OBJECTIVE 1 —
Retype the forum thread on the expected value of a sample mean, keeping every character the same.

SELECTED EXTRACT —
What is expected value of a sample mean?

Question

Let $X_1,. . . , X_n$ be a random sample from a population with variance $σ^2$ and mean $μ$. Designate the corresponding sample mean by $\bar{X}$. Show that $\mathbb{E}(X_i\bar{X})=σ^2/n + µ^2, i = 1, . . . , n.$ Help please! Can't do anything.

Answer 1

For some $i \in \{ 1, \dots, n\}$, $$X_i\bar{X}=\dfrac{X_1X_i+X_2X_i+\cdots+X_{i-1}X_i+X_i^2+X_{i+1}X_i+\cdots+X_nX_i}{n}$$ Now for some $j \in \{1, \dots, n\}$, where $j \neq i$, we have $$\mathbb{E}[X_jX_i]=\mathbb{E}[X_j]\mathbb{E}[X_i]=\mu^2$$ due to independence (random sampling). Furthermore, $\mathbb{E}[X_i^2] = \sigma^2+\mu^2$. Hence, $$\mathbb{E}[X_1X_i+X_2X_i+\cdots+X_{i-1}X_i+X_i^2+X_{i+1}X_i+\cdots+X_nX_i]=(n-1)\mu^2+\sigma^2+\mu^2$$ which simplifies to $n\mu^2+\sigma^2$.

Now multiply by $\dfrac{1}{n}$.

GIVEN ENTRIES —
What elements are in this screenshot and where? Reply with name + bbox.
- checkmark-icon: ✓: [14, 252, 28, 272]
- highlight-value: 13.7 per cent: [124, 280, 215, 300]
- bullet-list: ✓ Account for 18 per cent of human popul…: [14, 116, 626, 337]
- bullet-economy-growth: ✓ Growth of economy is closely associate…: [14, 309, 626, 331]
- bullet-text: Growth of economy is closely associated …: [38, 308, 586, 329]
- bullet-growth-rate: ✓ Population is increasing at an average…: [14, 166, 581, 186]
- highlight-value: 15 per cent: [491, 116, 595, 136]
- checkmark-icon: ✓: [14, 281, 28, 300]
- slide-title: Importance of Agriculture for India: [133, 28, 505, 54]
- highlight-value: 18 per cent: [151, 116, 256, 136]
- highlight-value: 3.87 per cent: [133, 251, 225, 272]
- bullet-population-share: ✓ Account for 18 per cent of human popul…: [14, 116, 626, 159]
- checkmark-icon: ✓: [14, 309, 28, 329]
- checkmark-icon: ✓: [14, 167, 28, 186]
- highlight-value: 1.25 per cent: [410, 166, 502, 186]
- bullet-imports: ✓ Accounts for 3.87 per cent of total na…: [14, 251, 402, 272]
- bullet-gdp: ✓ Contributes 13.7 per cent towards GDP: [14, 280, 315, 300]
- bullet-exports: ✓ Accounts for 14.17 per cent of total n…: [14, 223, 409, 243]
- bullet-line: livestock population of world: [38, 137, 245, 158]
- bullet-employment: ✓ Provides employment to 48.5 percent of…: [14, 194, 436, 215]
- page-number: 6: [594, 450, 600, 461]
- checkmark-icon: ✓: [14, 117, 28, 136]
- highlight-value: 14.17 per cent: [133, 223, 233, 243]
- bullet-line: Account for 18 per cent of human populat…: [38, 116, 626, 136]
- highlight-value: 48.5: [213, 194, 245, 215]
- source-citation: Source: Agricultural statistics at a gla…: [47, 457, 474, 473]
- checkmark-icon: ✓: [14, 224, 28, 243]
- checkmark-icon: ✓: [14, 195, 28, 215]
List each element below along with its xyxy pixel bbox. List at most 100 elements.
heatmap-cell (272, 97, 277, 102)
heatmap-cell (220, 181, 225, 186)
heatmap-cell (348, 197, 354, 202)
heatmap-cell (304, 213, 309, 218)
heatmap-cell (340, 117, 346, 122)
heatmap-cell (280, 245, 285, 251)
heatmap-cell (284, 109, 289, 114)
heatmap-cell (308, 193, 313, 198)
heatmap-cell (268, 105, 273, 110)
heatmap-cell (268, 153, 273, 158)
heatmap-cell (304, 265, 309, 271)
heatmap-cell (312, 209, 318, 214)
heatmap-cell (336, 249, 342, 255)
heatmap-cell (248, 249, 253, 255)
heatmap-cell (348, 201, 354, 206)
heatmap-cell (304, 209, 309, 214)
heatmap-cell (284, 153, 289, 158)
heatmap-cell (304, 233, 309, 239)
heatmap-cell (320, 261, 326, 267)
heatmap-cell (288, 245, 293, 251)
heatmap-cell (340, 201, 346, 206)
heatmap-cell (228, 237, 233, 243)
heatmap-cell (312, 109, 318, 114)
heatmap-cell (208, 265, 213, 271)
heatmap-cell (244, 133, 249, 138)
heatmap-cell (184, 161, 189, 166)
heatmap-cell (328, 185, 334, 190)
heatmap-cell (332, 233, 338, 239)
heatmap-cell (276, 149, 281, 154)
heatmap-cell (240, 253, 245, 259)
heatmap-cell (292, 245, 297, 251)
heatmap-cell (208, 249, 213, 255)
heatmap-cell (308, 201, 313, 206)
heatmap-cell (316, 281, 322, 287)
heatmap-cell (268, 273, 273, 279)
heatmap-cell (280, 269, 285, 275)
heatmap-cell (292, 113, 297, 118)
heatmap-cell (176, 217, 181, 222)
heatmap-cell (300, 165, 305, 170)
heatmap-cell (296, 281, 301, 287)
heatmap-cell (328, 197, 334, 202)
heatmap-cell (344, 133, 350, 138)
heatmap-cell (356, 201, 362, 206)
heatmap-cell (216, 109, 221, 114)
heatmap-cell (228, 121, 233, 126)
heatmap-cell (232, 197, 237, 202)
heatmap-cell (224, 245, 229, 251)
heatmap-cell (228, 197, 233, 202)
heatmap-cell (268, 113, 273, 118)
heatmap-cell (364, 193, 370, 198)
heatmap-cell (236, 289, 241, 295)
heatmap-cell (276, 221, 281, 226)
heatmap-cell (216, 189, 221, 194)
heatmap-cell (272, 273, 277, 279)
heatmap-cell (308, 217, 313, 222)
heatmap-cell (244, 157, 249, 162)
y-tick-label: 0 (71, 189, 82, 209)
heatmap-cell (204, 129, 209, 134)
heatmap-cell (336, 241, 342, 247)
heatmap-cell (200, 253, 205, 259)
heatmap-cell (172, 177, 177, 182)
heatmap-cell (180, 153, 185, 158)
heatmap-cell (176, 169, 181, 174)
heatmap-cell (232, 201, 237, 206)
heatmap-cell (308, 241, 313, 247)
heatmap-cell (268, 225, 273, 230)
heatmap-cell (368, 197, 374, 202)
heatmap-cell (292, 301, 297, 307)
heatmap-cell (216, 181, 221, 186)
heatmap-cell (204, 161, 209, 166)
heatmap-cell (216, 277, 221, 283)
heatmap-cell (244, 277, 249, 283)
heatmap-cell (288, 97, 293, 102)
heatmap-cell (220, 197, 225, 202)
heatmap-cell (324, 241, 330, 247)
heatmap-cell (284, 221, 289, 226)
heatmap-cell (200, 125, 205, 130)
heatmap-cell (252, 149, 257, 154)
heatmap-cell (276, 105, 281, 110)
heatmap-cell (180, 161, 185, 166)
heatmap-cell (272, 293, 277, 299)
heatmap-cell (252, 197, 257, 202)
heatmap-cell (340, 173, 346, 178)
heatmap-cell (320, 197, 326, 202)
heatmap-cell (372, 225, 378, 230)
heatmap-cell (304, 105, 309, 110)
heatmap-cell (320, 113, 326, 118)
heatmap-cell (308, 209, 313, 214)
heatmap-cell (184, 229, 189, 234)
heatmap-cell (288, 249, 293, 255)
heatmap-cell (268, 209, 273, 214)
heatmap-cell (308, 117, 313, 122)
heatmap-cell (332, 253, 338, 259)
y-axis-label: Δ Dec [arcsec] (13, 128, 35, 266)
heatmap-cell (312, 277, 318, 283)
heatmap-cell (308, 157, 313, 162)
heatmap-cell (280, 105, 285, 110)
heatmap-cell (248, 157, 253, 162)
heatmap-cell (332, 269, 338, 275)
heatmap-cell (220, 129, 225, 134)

OBJECTIVE 2 —
Echo the lines of the records without any change, starting at the first line of the records and ending at the line that contains "List each element", with both of those lines included.

CORRECT ANSWER 1 —
What is expected value of a sample mean?

Question

Let $X_1,. . . , X_n$ be a random sample from a population with variance $σ^2$ and mean $μ$. Designate the corresponding sample mean by $\bar{X}$. Show that $\mathbb{E}(X_i\bar{X})=σ^2/n + µ^2, i = 1, . . . , n.$ Help please! Can't do anything.

Answer 1

For some $i \in \{ 1, \dots, n\}$, $$X_i\bar{X}=\dfrac{X_1X_i+X_2X_i+\cdots+X_{i-1}X_i+X_i^2+X_{i+1}X_i+\cdots+X_nX_i}{n}$$ Now for some $j \in \{1, \dots, n\}$, where $j \neq i$, we have $$\mathbb{E}[X_jX_i]=\mathbb{E}[X_j]\mathbb{E}[X_i]=\mu^2$$ due to independence (random sampling). Furthermore, $\mathbb{E}[X_i^2] = \sigma^2+\mu^2$. Hence, $$\mathbb{E}[X_1X_i+X_2X_i+\cdots+X_{i-1}X_i+X_i^2+X_{i+1}X_i+\cdots+X_nX_i]=(n-1)\mu^2+\sigma^2+\mu^2$$ which simplifies to $n\mu^2+\sigma^2$.

Now multiply by $\dfrac{1}{n}$.

CORRECT ANSWER 2 —
What elements are in this screenshot and where? Reply with name + bbox.
- checkmark-icon: ✓: [14, 252, 28, 272]
- highlight-value: 13.7 per cent: [124, 280, 215, 300]
- bullet-list: ✓ Account for 18 per cent of human popul…: [14, 116, 626, 337]
- bullet-economy-growth: ✓ Growth of economy is closely associate…: [14, 309, 626, 331]
- bullet-text: Growth of economy is closely associated …: [38, 308, 586, 329]
- bullet-growth-rate: ✓ Population is increasing at an average…: [14, 166, 581, 186]
- highlight-value: 15 per cent: [491, 116, 595, 136]
- checkmark-icon: ✓: [14, 281, 28, 300]
- slide-title: Importance of Agriculture for India: [133, 28, 505, 54]
- highlight-value: 18 per cent: [151, 116, 256, 136]
- highlight-value: 3.87 per cent: [133, 251, 225, 272]
- bullet-population-share: ✓ Account for 18 per cent of human popul…: [14, 116, 626, 159]
- checkmark-icon: ✓: [14, 309, 28, 329]
- checkmark-icon: ✓: [14, 167, 28, 186]
- highlight-value: 1.25 per cent: [410, 166, 502, 186]
- bullet-imports: ✓ Accounts for 3.87 per cent of total na…: [14, 251, 402, 272]
- bullet-gdp: ✓ Contributes 13.7 per cent towards GDP: [14, 280, 315, 300]
- bullet-exports: ✓ Accounts for 14.17 per cent of total n…: [14, 223, 409, 243]
- bullet-line: livestock population of world: [38, 137, 245, 158]
- bullet-employment: ✓ Provides employment to 48.5 percent of…: [14, 194, 436, 215]
- page-number: 6: [594, 450, 600, 461]
- checkmark-icon: ✓: [14, 117, 28, 136]
- highlight-value: 14.17 per cent: [133, 223, 233, 243]
- bullet-line: Account for 18 per cent of human populat…: [38, 116, 626, 136]
- highlight-value: 48.5: [213, 194, 245, 215]
- source-citation: Source: Agricultural statistics at a gla…: [47, 457, 474, 473]
- checkmark-icon: ✓: [14, 224, 28, 243]
- checkmark-icon: ✓: [14, 195, 28, 215]
List each element below along with its xyxy pixel bbox. List at most 100 elements.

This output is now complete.